* _TO BE DONE_
Go through the data below and gather each line containing "الذهبي".

* _SUPPLIED RECORDS_
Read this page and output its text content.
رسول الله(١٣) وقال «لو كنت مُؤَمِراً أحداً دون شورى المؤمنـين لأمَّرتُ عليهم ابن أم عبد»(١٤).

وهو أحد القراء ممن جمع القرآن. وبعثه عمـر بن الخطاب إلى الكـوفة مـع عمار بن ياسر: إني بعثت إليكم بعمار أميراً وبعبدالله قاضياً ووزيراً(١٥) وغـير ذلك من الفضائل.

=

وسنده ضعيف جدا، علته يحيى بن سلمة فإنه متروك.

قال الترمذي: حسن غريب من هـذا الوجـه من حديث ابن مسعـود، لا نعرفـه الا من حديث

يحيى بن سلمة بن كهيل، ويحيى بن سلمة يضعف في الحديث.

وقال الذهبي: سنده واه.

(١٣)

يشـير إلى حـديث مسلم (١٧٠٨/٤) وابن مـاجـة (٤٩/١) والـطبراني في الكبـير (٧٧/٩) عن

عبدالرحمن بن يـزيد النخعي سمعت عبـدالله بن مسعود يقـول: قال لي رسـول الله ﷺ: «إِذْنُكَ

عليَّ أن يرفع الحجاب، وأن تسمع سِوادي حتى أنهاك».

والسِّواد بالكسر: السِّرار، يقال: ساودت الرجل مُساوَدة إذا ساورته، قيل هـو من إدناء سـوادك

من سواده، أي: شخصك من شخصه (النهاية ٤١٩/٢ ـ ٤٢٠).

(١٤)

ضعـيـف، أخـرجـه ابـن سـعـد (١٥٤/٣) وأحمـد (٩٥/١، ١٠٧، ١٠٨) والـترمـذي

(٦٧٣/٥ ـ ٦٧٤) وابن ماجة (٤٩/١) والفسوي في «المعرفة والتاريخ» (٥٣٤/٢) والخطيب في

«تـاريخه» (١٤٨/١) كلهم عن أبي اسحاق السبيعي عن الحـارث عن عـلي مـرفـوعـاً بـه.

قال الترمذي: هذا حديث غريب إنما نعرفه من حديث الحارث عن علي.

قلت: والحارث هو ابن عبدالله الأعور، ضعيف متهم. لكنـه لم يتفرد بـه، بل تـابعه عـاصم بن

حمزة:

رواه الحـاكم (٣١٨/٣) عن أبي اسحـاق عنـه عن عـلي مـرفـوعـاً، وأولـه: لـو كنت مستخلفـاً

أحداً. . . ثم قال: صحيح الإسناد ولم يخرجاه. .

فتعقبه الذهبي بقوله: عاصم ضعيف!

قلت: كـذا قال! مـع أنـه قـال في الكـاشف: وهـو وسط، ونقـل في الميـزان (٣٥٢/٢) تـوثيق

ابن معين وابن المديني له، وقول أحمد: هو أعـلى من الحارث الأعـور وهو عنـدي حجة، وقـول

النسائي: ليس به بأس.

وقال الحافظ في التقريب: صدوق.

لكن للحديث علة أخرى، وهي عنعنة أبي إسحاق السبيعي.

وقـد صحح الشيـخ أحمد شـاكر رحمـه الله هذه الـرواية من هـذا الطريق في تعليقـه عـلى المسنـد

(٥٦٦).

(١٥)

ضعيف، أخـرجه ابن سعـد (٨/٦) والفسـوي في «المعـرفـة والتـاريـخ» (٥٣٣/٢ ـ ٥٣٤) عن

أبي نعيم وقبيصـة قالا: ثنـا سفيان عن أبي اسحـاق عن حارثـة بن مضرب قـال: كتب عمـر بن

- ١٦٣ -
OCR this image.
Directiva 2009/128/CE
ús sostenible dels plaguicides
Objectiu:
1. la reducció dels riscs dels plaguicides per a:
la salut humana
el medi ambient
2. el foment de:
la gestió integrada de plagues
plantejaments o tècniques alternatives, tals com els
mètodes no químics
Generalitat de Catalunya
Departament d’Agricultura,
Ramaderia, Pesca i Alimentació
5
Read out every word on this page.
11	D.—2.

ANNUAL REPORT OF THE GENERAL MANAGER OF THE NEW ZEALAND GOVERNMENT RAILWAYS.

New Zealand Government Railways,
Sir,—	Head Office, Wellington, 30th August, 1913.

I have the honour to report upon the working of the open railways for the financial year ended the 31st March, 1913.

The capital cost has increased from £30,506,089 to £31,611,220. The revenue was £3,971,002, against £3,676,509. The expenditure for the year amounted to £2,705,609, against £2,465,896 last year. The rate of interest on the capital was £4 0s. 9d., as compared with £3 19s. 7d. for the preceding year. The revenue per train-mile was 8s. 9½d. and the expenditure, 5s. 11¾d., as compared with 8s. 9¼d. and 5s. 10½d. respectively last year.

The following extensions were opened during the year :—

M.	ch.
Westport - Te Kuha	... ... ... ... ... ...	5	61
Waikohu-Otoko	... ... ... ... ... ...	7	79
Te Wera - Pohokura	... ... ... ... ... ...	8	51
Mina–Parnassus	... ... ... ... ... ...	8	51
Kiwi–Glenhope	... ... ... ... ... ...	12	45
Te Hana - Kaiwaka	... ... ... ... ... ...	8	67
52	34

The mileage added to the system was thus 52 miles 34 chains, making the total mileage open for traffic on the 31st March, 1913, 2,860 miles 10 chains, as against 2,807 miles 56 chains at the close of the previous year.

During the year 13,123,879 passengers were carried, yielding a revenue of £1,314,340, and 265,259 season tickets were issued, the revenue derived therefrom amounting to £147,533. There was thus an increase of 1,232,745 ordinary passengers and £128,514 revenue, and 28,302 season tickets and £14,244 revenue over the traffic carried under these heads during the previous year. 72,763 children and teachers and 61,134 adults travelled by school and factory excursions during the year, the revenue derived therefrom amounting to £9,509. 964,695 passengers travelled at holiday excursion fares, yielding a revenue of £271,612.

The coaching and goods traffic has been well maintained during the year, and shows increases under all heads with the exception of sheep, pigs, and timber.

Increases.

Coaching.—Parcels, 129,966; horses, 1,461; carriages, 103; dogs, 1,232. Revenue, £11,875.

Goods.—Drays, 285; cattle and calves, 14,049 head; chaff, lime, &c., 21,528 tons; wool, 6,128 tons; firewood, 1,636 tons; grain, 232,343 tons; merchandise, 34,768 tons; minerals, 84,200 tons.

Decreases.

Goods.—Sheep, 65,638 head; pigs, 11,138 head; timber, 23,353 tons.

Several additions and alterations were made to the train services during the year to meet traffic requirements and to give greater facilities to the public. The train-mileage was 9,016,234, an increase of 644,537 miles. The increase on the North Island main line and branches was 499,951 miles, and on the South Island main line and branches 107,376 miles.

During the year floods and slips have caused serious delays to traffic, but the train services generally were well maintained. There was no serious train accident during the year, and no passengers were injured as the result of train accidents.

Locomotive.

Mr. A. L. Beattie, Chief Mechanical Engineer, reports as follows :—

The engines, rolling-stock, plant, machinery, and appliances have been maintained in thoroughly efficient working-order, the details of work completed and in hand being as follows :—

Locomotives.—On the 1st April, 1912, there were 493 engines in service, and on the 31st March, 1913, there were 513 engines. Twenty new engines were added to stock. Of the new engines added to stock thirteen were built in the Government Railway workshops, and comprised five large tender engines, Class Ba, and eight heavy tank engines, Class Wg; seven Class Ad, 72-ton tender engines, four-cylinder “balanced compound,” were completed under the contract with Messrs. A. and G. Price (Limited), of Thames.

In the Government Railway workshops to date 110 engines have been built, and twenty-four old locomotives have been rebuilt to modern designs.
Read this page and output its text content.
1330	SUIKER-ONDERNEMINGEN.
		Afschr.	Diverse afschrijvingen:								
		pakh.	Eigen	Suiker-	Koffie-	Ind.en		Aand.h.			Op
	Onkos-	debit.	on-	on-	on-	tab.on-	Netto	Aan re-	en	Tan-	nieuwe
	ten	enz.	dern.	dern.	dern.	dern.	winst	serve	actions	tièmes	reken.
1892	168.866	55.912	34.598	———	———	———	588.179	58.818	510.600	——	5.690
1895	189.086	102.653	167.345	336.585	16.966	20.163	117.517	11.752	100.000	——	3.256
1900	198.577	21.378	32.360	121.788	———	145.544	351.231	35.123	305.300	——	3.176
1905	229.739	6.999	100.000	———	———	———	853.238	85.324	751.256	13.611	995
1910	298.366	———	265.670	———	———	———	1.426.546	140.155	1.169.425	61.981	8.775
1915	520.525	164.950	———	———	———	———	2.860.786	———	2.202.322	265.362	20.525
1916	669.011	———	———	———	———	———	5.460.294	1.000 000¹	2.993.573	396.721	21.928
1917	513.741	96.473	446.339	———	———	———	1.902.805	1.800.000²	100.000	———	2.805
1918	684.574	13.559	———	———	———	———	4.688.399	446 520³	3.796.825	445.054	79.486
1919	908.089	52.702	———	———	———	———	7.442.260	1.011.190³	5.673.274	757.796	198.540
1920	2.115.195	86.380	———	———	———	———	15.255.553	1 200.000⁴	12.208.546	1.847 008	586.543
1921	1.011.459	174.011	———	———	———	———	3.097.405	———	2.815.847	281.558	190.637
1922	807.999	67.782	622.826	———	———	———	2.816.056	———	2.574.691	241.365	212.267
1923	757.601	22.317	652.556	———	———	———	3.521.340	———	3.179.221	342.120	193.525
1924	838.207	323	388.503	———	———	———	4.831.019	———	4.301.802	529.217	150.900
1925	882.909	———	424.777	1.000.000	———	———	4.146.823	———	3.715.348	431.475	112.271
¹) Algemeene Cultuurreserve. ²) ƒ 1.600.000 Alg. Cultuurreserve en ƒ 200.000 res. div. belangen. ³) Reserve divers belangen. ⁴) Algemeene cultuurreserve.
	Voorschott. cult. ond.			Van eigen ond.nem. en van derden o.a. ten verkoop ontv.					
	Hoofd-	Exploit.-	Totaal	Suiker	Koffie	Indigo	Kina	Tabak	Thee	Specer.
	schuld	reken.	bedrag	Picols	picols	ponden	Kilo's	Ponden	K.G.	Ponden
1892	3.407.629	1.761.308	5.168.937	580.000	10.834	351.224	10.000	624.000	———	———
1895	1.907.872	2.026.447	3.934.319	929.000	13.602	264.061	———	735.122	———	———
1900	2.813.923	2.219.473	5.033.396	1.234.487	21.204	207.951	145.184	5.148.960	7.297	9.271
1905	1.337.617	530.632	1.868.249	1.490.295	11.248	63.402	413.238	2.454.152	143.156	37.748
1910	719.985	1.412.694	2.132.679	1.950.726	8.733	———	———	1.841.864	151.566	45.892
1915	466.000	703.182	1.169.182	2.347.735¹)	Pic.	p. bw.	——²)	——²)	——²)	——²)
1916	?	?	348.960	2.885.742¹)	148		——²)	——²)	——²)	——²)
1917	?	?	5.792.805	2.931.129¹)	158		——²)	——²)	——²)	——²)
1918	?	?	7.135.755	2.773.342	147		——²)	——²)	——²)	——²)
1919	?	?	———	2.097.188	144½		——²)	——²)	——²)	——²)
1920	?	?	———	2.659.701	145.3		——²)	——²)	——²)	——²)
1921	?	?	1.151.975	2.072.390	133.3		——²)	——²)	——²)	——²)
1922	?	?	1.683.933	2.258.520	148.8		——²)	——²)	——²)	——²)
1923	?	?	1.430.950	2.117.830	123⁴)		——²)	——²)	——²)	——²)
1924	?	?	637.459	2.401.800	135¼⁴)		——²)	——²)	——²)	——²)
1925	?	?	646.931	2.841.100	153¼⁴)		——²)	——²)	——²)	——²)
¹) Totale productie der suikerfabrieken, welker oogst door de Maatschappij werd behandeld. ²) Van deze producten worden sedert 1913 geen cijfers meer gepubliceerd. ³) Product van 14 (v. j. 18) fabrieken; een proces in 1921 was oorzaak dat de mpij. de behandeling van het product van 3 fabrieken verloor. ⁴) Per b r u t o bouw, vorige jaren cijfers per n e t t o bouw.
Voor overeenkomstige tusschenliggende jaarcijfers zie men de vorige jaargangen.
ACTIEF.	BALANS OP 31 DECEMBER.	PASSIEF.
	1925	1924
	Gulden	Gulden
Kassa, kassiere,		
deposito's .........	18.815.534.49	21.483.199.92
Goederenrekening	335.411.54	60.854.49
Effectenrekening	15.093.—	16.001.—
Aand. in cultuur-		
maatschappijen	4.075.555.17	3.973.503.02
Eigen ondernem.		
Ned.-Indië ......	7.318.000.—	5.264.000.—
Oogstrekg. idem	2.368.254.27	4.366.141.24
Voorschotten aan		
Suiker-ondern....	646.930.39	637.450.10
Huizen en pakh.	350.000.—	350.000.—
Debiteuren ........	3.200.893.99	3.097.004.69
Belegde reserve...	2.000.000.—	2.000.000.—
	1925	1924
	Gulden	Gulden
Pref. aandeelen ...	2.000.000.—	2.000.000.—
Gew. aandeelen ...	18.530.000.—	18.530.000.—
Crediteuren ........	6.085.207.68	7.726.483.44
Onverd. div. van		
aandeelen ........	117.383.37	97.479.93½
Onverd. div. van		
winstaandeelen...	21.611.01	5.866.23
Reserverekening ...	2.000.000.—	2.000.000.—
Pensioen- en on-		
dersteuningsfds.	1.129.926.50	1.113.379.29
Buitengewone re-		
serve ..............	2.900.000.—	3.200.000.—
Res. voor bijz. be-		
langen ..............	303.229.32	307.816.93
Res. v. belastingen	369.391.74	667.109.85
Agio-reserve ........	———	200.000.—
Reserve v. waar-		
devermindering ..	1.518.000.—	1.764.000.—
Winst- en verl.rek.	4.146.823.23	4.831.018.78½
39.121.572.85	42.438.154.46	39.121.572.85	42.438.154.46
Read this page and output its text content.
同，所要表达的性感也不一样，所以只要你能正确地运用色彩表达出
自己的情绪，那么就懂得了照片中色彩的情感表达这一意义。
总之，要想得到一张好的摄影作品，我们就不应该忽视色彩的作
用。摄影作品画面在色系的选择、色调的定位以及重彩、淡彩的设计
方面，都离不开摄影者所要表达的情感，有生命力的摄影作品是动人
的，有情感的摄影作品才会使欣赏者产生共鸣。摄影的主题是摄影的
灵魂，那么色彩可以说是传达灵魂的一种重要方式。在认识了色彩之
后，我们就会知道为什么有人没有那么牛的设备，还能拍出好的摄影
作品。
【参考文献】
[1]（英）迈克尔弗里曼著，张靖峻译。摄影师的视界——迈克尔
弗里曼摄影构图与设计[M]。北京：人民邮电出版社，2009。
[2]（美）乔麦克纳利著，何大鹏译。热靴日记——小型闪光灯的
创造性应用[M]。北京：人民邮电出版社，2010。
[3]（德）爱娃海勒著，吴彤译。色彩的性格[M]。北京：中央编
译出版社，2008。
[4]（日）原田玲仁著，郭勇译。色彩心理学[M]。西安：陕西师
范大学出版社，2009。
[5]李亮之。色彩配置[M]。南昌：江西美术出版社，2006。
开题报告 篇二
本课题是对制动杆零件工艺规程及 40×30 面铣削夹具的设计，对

* _CORRECT RESULT_
وقال الذهبي: سنده واه.
فتعقبه الذهبي بقوله: عاصم ضعيف!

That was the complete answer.